··· Provided records
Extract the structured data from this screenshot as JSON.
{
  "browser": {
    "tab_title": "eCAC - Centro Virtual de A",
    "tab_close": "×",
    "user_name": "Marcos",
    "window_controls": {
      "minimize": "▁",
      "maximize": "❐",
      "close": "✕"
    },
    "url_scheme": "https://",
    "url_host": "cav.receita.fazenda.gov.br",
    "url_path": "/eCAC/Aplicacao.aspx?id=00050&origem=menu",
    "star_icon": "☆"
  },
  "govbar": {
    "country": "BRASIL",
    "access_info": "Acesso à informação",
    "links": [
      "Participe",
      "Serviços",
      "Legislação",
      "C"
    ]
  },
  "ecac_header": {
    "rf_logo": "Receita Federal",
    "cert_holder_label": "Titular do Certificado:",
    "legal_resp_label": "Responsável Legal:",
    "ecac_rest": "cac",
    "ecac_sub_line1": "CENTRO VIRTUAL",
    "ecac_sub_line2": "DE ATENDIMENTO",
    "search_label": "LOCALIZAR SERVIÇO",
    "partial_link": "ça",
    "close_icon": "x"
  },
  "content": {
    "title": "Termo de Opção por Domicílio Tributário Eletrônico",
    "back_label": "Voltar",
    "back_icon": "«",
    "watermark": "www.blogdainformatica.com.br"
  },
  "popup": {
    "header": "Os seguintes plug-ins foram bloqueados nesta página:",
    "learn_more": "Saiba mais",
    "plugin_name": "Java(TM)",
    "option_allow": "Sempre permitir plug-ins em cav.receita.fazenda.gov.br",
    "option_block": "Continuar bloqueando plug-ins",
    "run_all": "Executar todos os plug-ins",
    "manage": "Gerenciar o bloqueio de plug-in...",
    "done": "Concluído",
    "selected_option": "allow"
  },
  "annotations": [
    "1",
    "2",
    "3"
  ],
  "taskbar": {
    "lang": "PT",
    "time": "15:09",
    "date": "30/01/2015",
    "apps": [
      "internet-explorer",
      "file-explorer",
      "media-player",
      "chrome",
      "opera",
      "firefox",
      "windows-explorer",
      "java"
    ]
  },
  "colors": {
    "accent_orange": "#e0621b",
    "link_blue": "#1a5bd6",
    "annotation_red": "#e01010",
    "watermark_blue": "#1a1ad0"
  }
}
······
The records above should be duplicated in full, exactly as given.

Extract the structured data from this screenshot as JSON.
{
  "browser": {
    "tab_title": "eCAC - Centro Virtual de A",
    "tab_close": "×",
    "user_name": "Marcos",
    "window_controls": {
      "minimize": "▁",
      "maximize": "❐",
      "close": "✕"
    },
    "url_scheme": "https://",
    "url_host": "cav.receita.fazenda.gov.br",
    "url_path": "/eCAC/Aplicacao.aspx?id=00050&origem=menu",
    "star_icon": "☆"
  },
  "govbar": {
    "country": "BRASIL",
    "access_info": "Acesso à informação",
    "links": [
      "Participe",
      "Serviços",
      "Legislação",
      "C"
    ]
  },
  "ecac_header": {
    "rf_logo": "Receita Federal",
    "cert_holder_label": "Titular do Certificado:",
    "legal_resp_label": "Responsável Legal:",
    "ecac_rest": "cac",
    "ecac_sub_line1": "CENTRO VIRTUAL",
    "ecac_sub_line2": "DE ATENDIMENTO",
    "search_label": "LOCALIZAR SERVIÇO",
    "partial_link": "ça",
    "close_icon": "x"
  },
  "content": {
    "title": "Termo de Opção por Domicílio Tributário Eletrônico",
    "back_label": "Voltar",
    "back_icon": "«",
    "watermark": "www.blogdainformatica.com.br"
  },
  "popup": {
    "header": "Os seguintes plug-ins foram bloqueados nesta página:",
    "learn_more": "Saiba mais",
    "plugin_name": "Java(TM)",
    "option_allow": "Sempre permitir plug-ins em cav.receita.fazenda.gov.br",
    "option_block": "Continuar bloqueando plug-ins",
    "run_all": "Executar todos os plug-ins",
    "manage": "Gerenciar o bloqueio de plug-in...",
    "done": "Concluído",
    "selected_option": "allow"
  },
  "annotations": [
    "1",
    "2",
    "3"
  ],
  "taskbar": {
    "lang": "PT",
    "time": "15:09",
    "date": "30/01/2015",
    "apps": [
      "internet-explorer",
      "file-explorer",
      "media-player",
      "chrome",
      "opera",
      "firefox",
      "windows-explorer",
      "java"
    ]
  },
  "colors": {
    "accent_orange": "#e0621b",
    "link_blue": "#1a5bd6",
    "annotation_red": "#e01010",
    "watermark_blue": "#1a1ad0"
  }
}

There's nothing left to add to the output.